## Exercise text
········

Correlation of SASH1 expression and ultrasonographic features in breast cancer

Introduction

Breast cancer is one of the most common malignancies affecting women worldwide, and its initiation and development are affected by many factors.^1,2 Most patients have already been diagnosed in tumor progressing stage when visiting doctors, few of whom are noted in early tumor stage and receive treatment, which would have adverse effects on the patients’ prognosis. The current clinical therapy for treating breast cancer is mainly based on the estrogen receptor (ER) levels and pathological staging.^3,4 Analyzing the correlation between breast ultrasound imaging and specific protein expression in cancerous tissues could contribute to providing a valuable reference for patients’ postoperative treatment and prognosis.

········

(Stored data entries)
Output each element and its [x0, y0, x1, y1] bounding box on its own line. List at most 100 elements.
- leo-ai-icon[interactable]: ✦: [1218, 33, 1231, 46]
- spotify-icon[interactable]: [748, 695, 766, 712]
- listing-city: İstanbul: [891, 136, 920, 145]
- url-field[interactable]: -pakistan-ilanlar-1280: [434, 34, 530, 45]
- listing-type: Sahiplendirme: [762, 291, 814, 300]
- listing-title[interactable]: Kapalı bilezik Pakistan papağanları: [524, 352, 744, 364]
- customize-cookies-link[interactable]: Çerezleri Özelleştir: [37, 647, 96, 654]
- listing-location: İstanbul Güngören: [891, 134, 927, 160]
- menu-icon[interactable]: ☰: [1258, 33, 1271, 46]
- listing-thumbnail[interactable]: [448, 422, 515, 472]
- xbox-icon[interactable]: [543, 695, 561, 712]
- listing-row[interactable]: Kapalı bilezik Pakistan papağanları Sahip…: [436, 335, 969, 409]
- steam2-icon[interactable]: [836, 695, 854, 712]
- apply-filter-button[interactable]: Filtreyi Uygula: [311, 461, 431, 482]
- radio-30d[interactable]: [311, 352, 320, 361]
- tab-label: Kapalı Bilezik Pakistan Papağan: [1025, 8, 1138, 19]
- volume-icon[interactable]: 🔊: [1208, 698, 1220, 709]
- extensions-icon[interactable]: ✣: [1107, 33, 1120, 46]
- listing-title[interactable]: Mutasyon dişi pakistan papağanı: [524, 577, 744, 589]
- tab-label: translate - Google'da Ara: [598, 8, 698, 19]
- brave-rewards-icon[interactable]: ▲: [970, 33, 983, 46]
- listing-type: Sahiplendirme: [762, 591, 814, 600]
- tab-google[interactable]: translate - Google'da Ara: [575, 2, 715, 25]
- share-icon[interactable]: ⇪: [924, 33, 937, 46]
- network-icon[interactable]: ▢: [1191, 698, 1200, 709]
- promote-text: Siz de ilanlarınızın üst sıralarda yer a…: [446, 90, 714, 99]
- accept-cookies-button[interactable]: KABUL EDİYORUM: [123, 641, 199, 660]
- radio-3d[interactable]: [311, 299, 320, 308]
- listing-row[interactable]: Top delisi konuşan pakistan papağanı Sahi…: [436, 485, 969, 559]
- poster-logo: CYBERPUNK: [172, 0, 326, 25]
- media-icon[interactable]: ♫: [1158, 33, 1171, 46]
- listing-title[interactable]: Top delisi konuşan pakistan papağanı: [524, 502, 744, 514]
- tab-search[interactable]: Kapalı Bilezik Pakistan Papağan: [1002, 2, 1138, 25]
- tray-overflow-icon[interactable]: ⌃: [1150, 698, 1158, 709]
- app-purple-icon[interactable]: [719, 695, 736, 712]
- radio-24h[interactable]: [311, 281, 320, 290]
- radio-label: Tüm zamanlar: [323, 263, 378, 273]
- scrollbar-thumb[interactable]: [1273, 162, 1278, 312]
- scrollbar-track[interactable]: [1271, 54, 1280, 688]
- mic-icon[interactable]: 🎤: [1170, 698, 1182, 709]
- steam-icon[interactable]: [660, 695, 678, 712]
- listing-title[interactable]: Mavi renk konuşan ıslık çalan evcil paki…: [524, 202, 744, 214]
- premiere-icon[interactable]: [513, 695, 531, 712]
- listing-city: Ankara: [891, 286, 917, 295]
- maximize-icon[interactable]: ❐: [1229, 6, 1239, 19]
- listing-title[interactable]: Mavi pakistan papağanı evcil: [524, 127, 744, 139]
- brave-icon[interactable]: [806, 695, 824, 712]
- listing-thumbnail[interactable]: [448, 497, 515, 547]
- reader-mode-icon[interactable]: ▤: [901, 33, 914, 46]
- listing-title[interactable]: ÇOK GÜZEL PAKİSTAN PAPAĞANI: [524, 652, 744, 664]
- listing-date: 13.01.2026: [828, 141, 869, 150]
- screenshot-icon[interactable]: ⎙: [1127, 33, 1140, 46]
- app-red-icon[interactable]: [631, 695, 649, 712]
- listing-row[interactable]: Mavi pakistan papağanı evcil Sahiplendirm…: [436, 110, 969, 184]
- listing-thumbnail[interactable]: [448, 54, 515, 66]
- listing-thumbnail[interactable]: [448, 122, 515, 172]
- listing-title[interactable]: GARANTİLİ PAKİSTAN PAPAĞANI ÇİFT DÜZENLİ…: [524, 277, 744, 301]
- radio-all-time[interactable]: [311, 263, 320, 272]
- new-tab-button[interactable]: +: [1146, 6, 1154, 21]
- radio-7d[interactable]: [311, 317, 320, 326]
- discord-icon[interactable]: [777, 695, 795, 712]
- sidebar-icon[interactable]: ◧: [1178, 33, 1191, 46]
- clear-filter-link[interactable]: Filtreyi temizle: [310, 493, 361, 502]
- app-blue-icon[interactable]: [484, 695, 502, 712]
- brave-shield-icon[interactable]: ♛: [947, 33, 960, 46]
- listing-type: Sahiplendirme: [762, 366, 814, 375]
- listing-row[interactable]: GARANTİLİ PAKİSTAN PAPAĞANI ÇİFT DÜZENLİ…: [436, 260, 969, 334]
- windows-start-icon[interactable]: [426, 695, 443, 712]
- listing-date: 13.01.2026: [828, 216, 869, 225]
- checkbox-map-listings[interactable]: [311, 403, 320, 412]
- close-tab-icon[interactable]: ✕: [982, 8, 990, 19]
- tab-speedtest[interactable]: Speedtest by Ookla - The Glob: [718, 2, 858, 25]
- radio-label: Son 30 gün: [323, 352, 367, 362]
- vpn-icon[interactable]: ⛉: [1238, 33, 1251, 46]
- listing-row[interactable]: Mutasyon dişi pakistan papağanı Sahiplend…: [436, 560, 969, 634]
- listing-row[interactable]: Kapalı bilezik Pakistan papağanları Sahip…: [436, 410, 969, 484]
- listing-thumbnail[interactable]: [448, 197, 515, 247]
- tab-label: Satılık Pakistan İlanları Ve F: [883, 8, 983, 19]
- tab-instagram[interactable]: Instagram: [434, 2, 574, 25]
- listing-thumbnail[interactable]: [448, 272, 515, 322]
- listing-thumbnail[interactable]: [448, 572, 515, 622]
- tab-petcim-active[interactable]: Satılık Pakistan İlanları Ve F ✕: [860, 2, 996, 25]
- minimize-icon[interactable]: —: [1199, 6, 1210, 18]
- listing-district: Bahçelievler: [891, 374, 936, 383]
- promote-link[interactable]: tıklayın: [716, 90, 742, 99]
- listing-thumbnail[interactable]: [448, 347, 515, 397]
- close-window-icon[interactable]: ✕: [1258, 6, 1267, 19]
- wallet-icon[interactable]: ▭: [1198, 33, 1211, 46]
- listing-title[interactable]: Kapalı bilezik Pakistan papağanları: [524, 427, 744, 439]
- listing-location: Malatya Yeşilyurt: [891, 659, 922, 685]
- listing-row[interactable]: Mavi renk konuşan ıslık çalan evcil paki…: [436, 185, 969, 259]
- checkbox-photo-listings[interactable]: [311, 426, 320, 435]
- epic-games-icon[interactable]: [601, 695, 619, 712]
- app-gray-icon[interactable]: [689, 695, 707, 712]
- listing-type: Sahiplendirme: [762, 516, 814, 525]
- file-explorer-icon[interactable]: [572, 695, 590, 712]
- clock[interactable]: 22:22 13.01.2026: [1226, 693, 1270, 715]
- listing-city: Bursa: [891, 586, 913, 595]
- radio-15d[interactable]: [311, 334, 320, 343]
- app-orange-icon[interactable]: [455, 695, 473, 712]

········

From the breast cancer introduction, set down word for word the part starting with "Correlation of SASH1" and going on through "treatment and prognosis.". These records stand apart from the text and are separate material.

Correlation of SASH1 expression and ultrasonographic features in breast cancer

Introduction

Breast cancer is one of the most common malignancies affecting women worldwide, and its initiation and development are affected by many factors.^1,2 Most patients have already been diagnosed in tumor progressing stage when visiting doctors, few of whom are noted in early tumor stage and receive treatment, which would have adverse effects on the patients’ prognosis. The current clinical therapy for treating breast cancer is mainly based on the estrogen receptor (ER) levels and pathological staging.^3,4 Analyzing the correlation between breast ultrasound imaging and specific protein expression in cancerous tissues could contribute to providing a valuable reference for patients’ postoperative treatment and prognosis.